* [TASK STATEMENT] Filter the records below and copy every line containing the word "screenshot".

* [Records from a collection of figures]
━━━━━━━━━━━━━━━━━━━━━━━━━━━━━━
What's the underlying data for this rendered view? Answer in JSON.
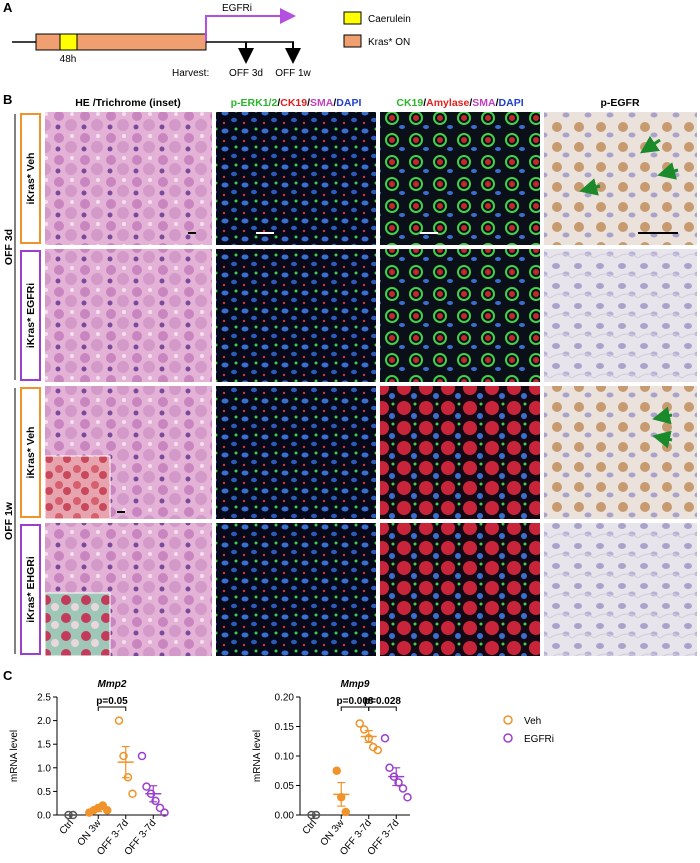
{
  "panel_a": {
    "label": "A",
    "drug": "EGFRi",
    "duration": "48h",
    "harvest": "Harvest:",
    "timepoints": [
      "OFF 3d",
      "OFF 1w"
    ],
    "legend": [
      "Caerulein",
      "Kras* ON"
    ]
  },
  "panel_b": {
    "label": "B",
    "columns": [
      "HE /Trichrome (inset)",
      [
        "p-ERK1/2",
        "/",
        "CK19",
        "/",
        "SMA",
        "/",
        "DAPI"
      ],
      [
        "CK19",
        "/",
        "Amylase",
        "/",
        "SMA",
        "/",
        "DAPI"
      ],
      "p-EGFR"
    ],
    "rows": [
      {
        "timepoint": "OFF 3d",
        "labels": [
          "iKras* Veh",
          "iKras* EGFRi"
        ]
      },
      {
        "timepoint": "OFF 1w",
        "labels": [
          "iKras* Veh",
          "iKras* EHGRi"
        ]
      }
    ]
  },
  "panel_c": {
    "label": "C",
    "legend": [
      {
        "name": "Veh",
        "color": "#f0932a"
      },
      {
        "name": "EGFRi",
        "color": "#9b3fcf"
      }
    ]
  },
  "chart_data": [
    {
      "type": "dotplot",
      "title": "Mmp2",
      "y_label": "mRNA level",
      "categories": [
        "Ctrl",
        "ON 3w",
        "OFF 3-7d",
        "OFF 3-7d"
      ],
      "colors": [
        "#555555",
        "#f0932a",
        "#f0932a",
        "#9b3fcf"
      ],
      "filled": [
        false,
        true,
        false,
        false
      ],
      "points": [
        [
          0,
          0
        ],
        [
          0.05,
          0.1,
          0.15,
          0.2,
          0.1
        ],
        [
          2.0,
          1.25,
          0.8,
          0.45
        ],
        [
          1.25,
          0.6,
          0.45,
          0.3,
          0.15,
          0.05
        ]
      ],
      "means": [
        0,
        0.12,
        1.12,
        0.45
      ],
      "errors": [
        0,
        0.05,
        0.33,
        0.17
      ],
      "pvalues": [
        null,
        "p=0.05",
        null
      ],
      "ylim": [
        0,
        2.5
      ],
      "yticks": [
        {
          "value": 0,
          "label": "0.0"
        },
        0.5,
        {
          "value": 1,
          "label": "1.0"
        },
        1.5,
        {
          "value": 2,
          "label": "2.0"
        },
        2.5
      ]
    },
    {
      "type": "dotplot",
      "title": "Mmp9",
      "y_label": "mRNA level",
      "categories": [
        "Ctrl",
        "ON 3w",
        "OFF 3-7d",
        "OFF 3-7d"
      ],
      "colors": [
        "#555555",
        "#f0932a",
        "#f0932a",
        "#9b3fcf"
      ],
      "filled": [
        false,
        true,
        false,
        false
      ],
      "points": [
        [
          0,
          0
        ],
        [
          0.075,
          0.03,
          0.005
        ],
        [
          0.155,
          0.145,
          0.13,
          0.115,
          0.11
        ],
        [
          0.13,
          0.08,
          0.065,
          0.055,
          0.045,
          0.03
        ]
      ],
      "means": [
        0,
        0.035,
        0.133,
        0.065
      ],
      "errors": [
        0,
        0.02,
        0.01,
        0.015
      ],
      "pvalues": [
        null,
        "p=0.008",
        "p=0.028"
      ],
      "ylim": [
        0,
        0.2
      ],
      "yticks": [
        {
          "value": 0,
          "label": "0.00"
        },
        0.05,
        {
          "value": 0.1,
          "label": "0.10"
        },
        0.15,
        {
          "value": 0.2,
          "label": "0.20"
        }
      ]
    }
  ]
}
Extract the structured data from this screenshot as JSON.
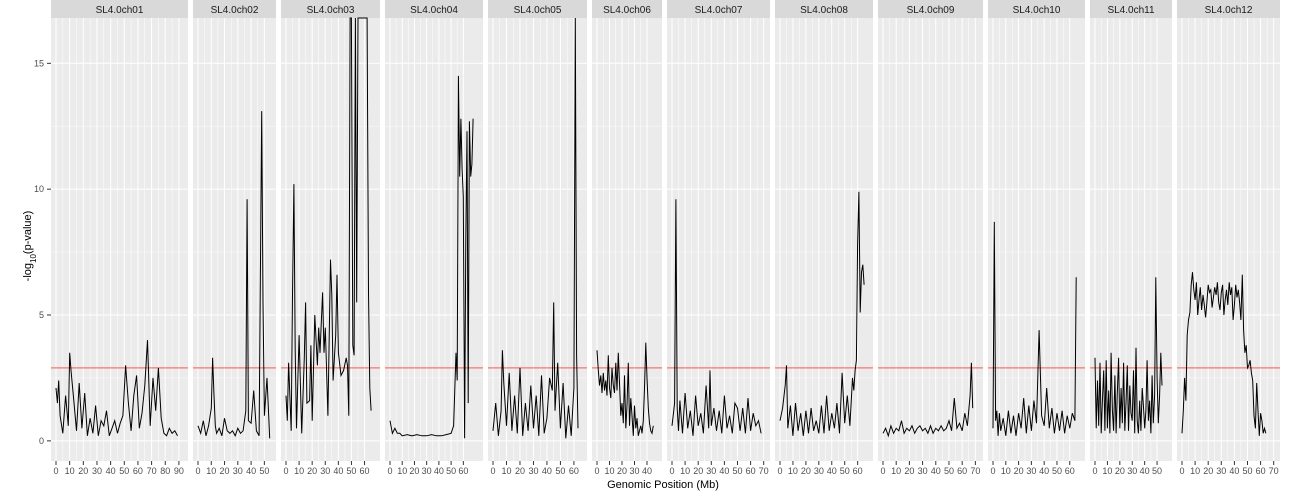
{
  "chart_data": {
    "type": "line",
    "title": "",
    "xlabel": "Genomic Position (Mb)",
    "ylabel": {
      "prefix": "-log",
      "sub": "10",
      "suffix": "(p-value)"
    },
    "ylim": [
      -0.8,
      16.8
    ],
    "yticks": [
      0,
      5,
      10,
      15
    ],
    "threshold": 2.9,
    "colors": {
      "line": "#000000",
      "threshold": "#f8766d",
      "panel": "#ebebeb",
      "strip": "#d9d9d9",
      "grid": "#ffffff"
    },
    "grid": true,
    "panels": [
      {
        "name": "SL4.0ch01",
        "xmax": 93,
        "xticks": [
          0,
          10,
          20,
          30,
          40,
          50,
          60,
          70,
          80,
          90
        ],
        "x": [
          0,
          1,
          2,
          3,
          5,
          7,
          9,
          10,
          11,
          13,
          15,
          17,
          19,
          21,
          23,
          25,
          27,
          29,
          31,
          33,
          35,
          37,
          39,
          41,
          43,
          45,
          47,
          49,
          51,
          53,
          55,
          57,
          59,
          61,
          63,
          65,
          67,
          69,
          71,
          73,
          75,
          77,
          79,
          81,
          83,
          85,
          87,
          89
        ],
        "y": [
          2.1,
          1.5,
          2.4,
          1.0,
          0.3,
          1.8,
          0.6,
          3.5,
          2.8,
          1.6,
          0.4,
          2.3,
          0.5,
          1.9,
          0.2,
          0.9,
          0.3,
          1.4,
          0.2,
          0.8,
          0.6,
          1.2,
          0.2,
          0.5,
          0.8,
          0.3,
          0.7,
          1.0,
          3.0,
          1.5,
          0.4,
          1.8,
          2.6,
          0.5,
          1.1,
          2.2,
          4.0,
          0.6,
          2.5,
          1.2,
          2.9,
          0.9,
          0.3,
          0.2,
          0.5,
          0.3,
          0.4,
          0.2
        ]
      },
      {
        "name": "SL4.0ch02",
        "xmax": 55,
        "xticks": [
          0,
          10,
          20,
          30,
          40,
          50
        ],
        "x": [
          0,
          2,
          4,
          6,
          8,
          10,
          11,
          12,
          13,
          14,
          16,
          18,
          20,
          22,
          24,
          26,
          28,
          30,
          32,
          34,
          36,
          37,
          38,
          40,
          42,
          44,
          46,
          48,
          49,
          50,
          52,
          54
        ],
        "y": [
          0.6,
          0.3,
          0.8,
          0.2,
          0.6,
          1.3,
          3.3,
          1.9,
          0.6,
          0.3,
          0.5,
          0.2,
          0.9,
          0.4,
          0.3,
          0.4,
          0.2,
          0.5,
          0.3,
          0.4,
          1.2,
          9.6,
          0.8,
          0.7,
          2.0,
          0.4,
          0.2,
          13.1,
          5.5,
          1.0,
          2.5,
          0.1
        ]
      },
      {
        "name": "SL4.0ch03",
        "xmax": 68,
        "xticks": [
          0,
          10,
          20,
          30,
          40,
          50,
          60
        ],
        "x": [
          0,
          1,
          2,
          4,
          5,
          6,
          7,
          8,
          10,
          12,
          14,
          15,
          16,
          18,
          19,
          20,
          22,
          24,
          25,
          26,
          28,
          29,
          30,
          32,
          34,
          35,
          36,
          38,
          39,
          40,
          42,
          44,
          46,
          47,
          48,
          49,
          50,
          51,
          52,
          53,
          54,
          55,
          56,
          58,
          60,
          61,
          62,
          63,
          64,
          65
        ],
        "y": [
          1.8,
          0.8,
          3.1,
          0.4,
          5.8,
          10.2,
          3.6,
          0.5,
          4.2,
          0.3,
          3.3,
          5.5,
          1.5,
          1.6,
          3.8,
          0.8,
          5.0,
          3.0,
          4.5,
          3.5,
          5.9,
          3.5,
          4.5,
          1.0,
          7.2,
          5.8,
          2.4,
          4.2,
          6.6,
          3.5,
          2.6,
          2.8,
          3.3,
          3.0,
          1.0,
          16.8,
          16.8,
          3.8,
          3.4,
          16.8,
          5.5,
          16.8,
          16.8,
          16.8,
          16.8,
          16.8,
          16.8,
          5.9,
          2.1,
          1.2
        ]
      },
      {
        "name": "SL4.0ch04",
        "xmax": 72,
        "xticks": [
          0,
          10,
          20,
          30,
          40,
          50,
          60
        ],
        "x": [
          0,
          2,
          4,
          6,
          8,
          10,
          14,
          18,
          22,
          26,
          30,
          34,
          38,
          42,
          46,
          50,
          52,
          54,
          55,
          56,
          57,
          58,
          59,
          60,
          61,
          62,
          63,
          64,
          65,
          66,
          67,
          68
        ],
        "y": [
          0.8,
          0.3,
          0.5,
          0.3,
          0.3,
          0.2,
          0.25,
          0.2,
          0.25,
          0.2,
          0.2,
          0.25,
          0.2,
          0.2,
          0.25,
          0.3,
          0.6,
          3.5,
          2.4,
          14.5,
          10.5,
          12.8,
          10.8,
          9.7,
          0.1,
          8.0,
          12.3,
          1.5,
          12.7,
          10.5,
          11.0,
          12.8
        ]
      },
      {
        "name": "SL4.0ch05",
        "xmax": 66,
        "xticks": [
          0,
          10,
          20,
          30,
          40,
          50,
          60
        ],
        "x": [
          0,
          2,
          4,
          6,
          7,
          8,
          10,
          12,
          14,
          16,
          18,
          20,
          22,
          24,
          26,
          28,
          30,
          32,
          34,
          36,
          38,
          40,
          42,
          44,
          45,
          46,
          48,
          50,
          52,
          54,
          56,
          58,
          60,
          61,
          62,
          63
        ],
        "y": [
          0.4,
          1.5,
          0.2,
          1.2,
          3.6,
          2.3,
          0.6,
          2.7,
          0.4,
          1.8,
          0.3,
          2.9,
          0.2,
          1.5,
          0.4,
          2.2,
          0.5,
          1.8,
          0.2,
          2.6,
          0.3,
          0.9,
          2.5,
          2.0,
          5.5,
          1.2,
          3.1,
          0.5,
          2.3,
          0.1,
          1.4,
          0.2,
          2.1,
          16.8,
          3.4,
          0.5
        ]
      },
      {
        "name": "SL4.0ch06",
        "xmax": 48,
        "xticks": [
          0,
          10,
          20,
          30,
          40
        ],
        "x": [
          0,
          1,
          2,
          3,
          4,
          5,
          6,
          7,
          8,
          9,
          10,
          11,
          12,
          13,
          14,
          15,
          16,
          17,
          18,
          19,
          20,
          21,
          22,
          23,
          24,
          25,
          26,
          27,
          28,
          29,
          30,
          31,
          32,
          33,
          34,
          35,
          36,
          37,
          38,
          39,
          40,
          41,
          42,
          43,
          44,
          45
        ],
        "y": [
          3.6,
          2.8,
          2.2,
          2.6,
          1.9,
          2.7,
          2.0,
          2.4,
          1.8,
          3.4,
          2.1,
          1.7,
          2.9,
          2.2,
          1.9,
          3.1,
          2.0,
          3.5,
          2.3,
          1.0,
          1.5,
          0.7,
          2.6,
          0.5,
          1.4,
          3.1,
          0.6,
          1.7,
          1.0,
          0.2,
          1.4,
          0.5,
          0.9,
          0.2,
          0.4,
          0.6,
          0.3,
          0.8,
          2.1,
          3.9,
          2.5,
          1.3,
          0.7,
          0.4,
          0.3,
          0.6
        ]
      },
      {
        "name": "SL4.0ch07",
        "xmax": 71,
        "xticks": [
          0,
          10,
          20,
          30,
          40,
          50,
          60,
          70
        ],
        "x": [
          0,
          2,
          3,
          4,
          5,
          6,
          8,
          10,
          12,
          14,
          16,
          18,
          20,
          22,
          24,
          26,
          28,
          29,
          30,
          32,
          34,
          36,
          38,
          40,
          42,
          44,
          46,
          48,
          50,
          52,
          54,
          56,
          58,
          60,
          62,
          64,
          66,
          68
        ],
        "y": [
          0.6,
          1.5,
          9.6,
          1.3,
          0.4,
          1.6,
          0.3,
          1.9,
          0.5,
          1.2,
          0.2,
          1.8,
          0.6,
          1.1,
          0.3,
          2.2,
          0.5,
          2.8,
          0.6,
          1.3,
          0.4,
          1.2,
          0.3,
          1.8,
          0.5,
          1.0,
          0.3,
          1.5,
          1.3,
          0.4,
          1.3,
          0.3,
          1.7,
          0.4,
          1.1,
          0.6,
          0.8,
          0.3
        ]
      },
      {
        "name": "SL4.0ch08",
        "xmax": 68,
        "xticks": [
          0,
          10,
          20,
          30,
          40,
          50,
          60
        ],
        "x": [
          0,
          2,
          4,
          5,
          6,
          8,
          10,
          12,
          14,
          16,
          18,
          20,
          22,
          24,
          26,
          28,
          30,
          32,
          34,
          36,
          38,
          40,
          42,
          44,
          46,
          48,
          50,
          52,
          54,
          56,
          57,
          58,
          59,
          60,
          61,
          62,
          63,
          64,
          65
        ],
        "y": [
          0.8,
          1.3,
          2.2,
          3.0,
          0.5,
          1.4,
          0.2,
          1.5,
          0.4,
          1.1,
          0.2,
          1.2,
          0.3,
          1.3,
          0.4,
          0.8,
          0.3,
          1.4,
          0.3,
          1.8,
          0.4,
          1.1,
          0.5,
          1.5,
          0.3,
          2.7,
          0.7,
          1.8,
          0.6,
          2.5,
          2.0,
          2.8,
          3.2,
          7.8,
          9.9,
          5.1,
          6.7,
          7.0,
          6.2
        ]
      },
      {
        "name": "SL4.0ch09",
        "xmax": 72,
        "xticks": [
          0,
          10,
          20,
          30,
          40,
          50,
          60,
          70
        ],
        "x": [
          0,
          2,
          4,
          6,
          8,
          10,
          12,
          14,
          16,
          18,
          20,
          22,
          24,
          26,
          28,
          30,
          32,
          34,
          36,
          38,
          40,
          42,
          44,
          46,
          48,
          50,
          52,
          54,
          56,
          58,
          60,
          62,
          64,
          66,
          67,
          68
        ],
        "y": [
          0.3,
          0.5,
          0.2,
          0.6,
          0.3,
          0.5,
          0.4,
          0.8,
          0.3,
          0.5,
          0.4,
          0.6,
          0.3,
          0.5,
          0.6,
          0.4,
          0.5,
          0.3,
          0.6,
          0.3,
          0.5,
          0.4,
          0.6,
          0.4,
          0.5,
          0.8,
          0.4,
          1.7,
          0.5,
          0.7,
          0.4,
          1.1,
          0.6,
          1.8,
          3.1,
          1.3
        ]
      },
      {
        "name": "SL4.0ch10",
        "xmax": 68,
        "xticks": [
          0,
          10,
          20,
          30,
          40,
          50,
          60
        ],
        "x": [
          0,
          1,
          2,
          3,
          4,
          5,
          6,
          8,
          10,
          12,
          14,
          16,
          18,
          20,
          22,
          24,
          26,
          28,
          30,
          32,
          34,
          36,
          38,
          40,
          42,
          44,
          46,
          48,
          50,
          52,
          54,
          56,
          58,
          60,
          62,
          64,
          65
        ],
        "y": [
          0.5,
          8.7,
          0.8,
          1.2,
          0.2,
          1.1,
          0.4,
          0.9,
          0.2,
          1.2,
          0.3,
          1.0,
          0.2,
          1.1,
          0.5,
          1.7,
          0.3,
          1.4,
          0.4,
          1.6,
          0.7,
          4.4,
          1.0,
          0.6,
          2.1,
          0.5,
          1.3,
          0.3,
          1.1,
          0.4,
          1.2,
          0.3,
          1.0,
          0.5,
          1.1,
          0.8,
          6.5
        ]
      },
      {
        "name": "SL4.0ch11",
        "xmax": 58,
        "xticks": [
          0,
          10,
          20,
          30,
          40,
          50
        ],
        "x": [
          0,
          1,
          2,
          3,
          4,
          5,
          6,
          7,
          8,
          9,
          10,
          11,
          12,
          13,
          14,
          15,
          16,
          17,
          18,
          19,
          20,
          21,
          22,
          23,
          24,
          25,
          26,
          27,
          28,
          29,
          30,
          31,
          32,
          33,
          34,
          35,
          36,
          37,
          38,
          39,
          40,
          41,
          42,
          43,
          44,
          45,
          46,
          47,
          48,
          49,
          50,
          51,
          52,
          53,
          54
        ],
        "y": [
          3.3,
          0.5,
          2.4,
          0.6,
          3.1,
          0.3,
          1.6,
          2.8,
          0.4,
          3.2,
          0.5,
          2.0,
          0.3,
          3.5,
          1.2,
          0.4,
          2.6,
          0.3,
          1.9,
          3.3,
          0.5,
          2.1,
          0.7,
          3.1,
          0.4,
          1.5,
          3.0,
          0.4,
          2.2,
          1.1,
          0.8,
          2.8,
          0.3,
          3.7,
          0.8,
          0.3,
          1.6,
          0.4,
          2.1,
          1.4,
          0.5,
          1.2,
          3.2,
          0.8,
          1.6,
          0.3,
          2.6,
          0.7,
          1.8,
          6.5,
          2.5,
          0.7,
          1.8,
          3.5,
          2.2
        ]
      },
      {
        "name": "SL4.0ch12",
        "xmax": 71,
        "xticks": [
          0,
          10,
          20,
          30,
          40,
          50,
          60,
          70
        ],
        "x": [
          0,
          1,
          2,
          3,
          4,
          5,
          6,
          7,
          8,
          9,
          10,
          11,
          12,
          13,
          14,
          15,
          16,
          17,
          18,
          19,
          20,
          21,
          22,
          23,
          24,
          25,
          26,
          27,
          28,
          29,
          30,
          31,
          32,
          33,
          34,
          35,
          36,
          37,
          38,
          39,
          40,
          41,
          42,
          43,
          44,
          45,
          46,
          47,
          48,
          49,
          50,
          51,
          52,
          53,
          54,
          55,
          56,
          57,
          58,
          59,
          60,
          61,
          62,
          63,
          64
        ],
        "y": [
          0.3,
          1.2,
          2.5,
          1.6,
          4.2,
          4.8,
          5.1,
          6.2,
          6.7,
          6.0,
          5.6,
          6.3,
          5.0,
          5.6,
          6.1,
          5.2,
          5.8,
          5.4,
          4.9,
          5.5,
          6.2,
          5.9,
          6.0,
          5.3,
          5.7,
          6.1,
          5.8,
          6.3,
          5.5,
          5.2,
          5.9,
          6.2,
          5.0,
          5.6,
          6.0,
          5.4,
          6.3,
          5.8,
          6.1,
          4.8,
          5.4,
          6.2,
          5.7,
          6.0,
          5.5,
          4.8,
          6.6,
          4.4,
          3.5,
          3.8,
          2.9,
          3.0,
          3.2,
          2.7,
          2.4,
          1.0,
          0.5,
          2.3,
          1.2,
          0.2,
          1.1,
          0.8,
          0.3,
          0.5,
          0.3
        ]
      }
    ]
  }
}
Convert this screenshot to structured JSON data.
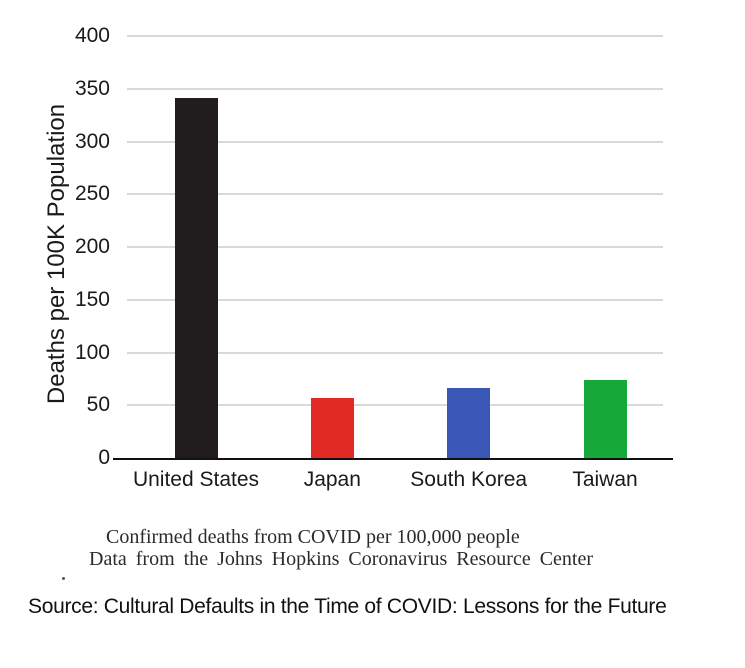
━━━━━━━━━━━━━━━━━━━━━━━━━━━━━━
* [ANSWER TO THIS TASK]
Extract the structured data from this screenshot as JSON.
Convert this screenshot to structured JSON data.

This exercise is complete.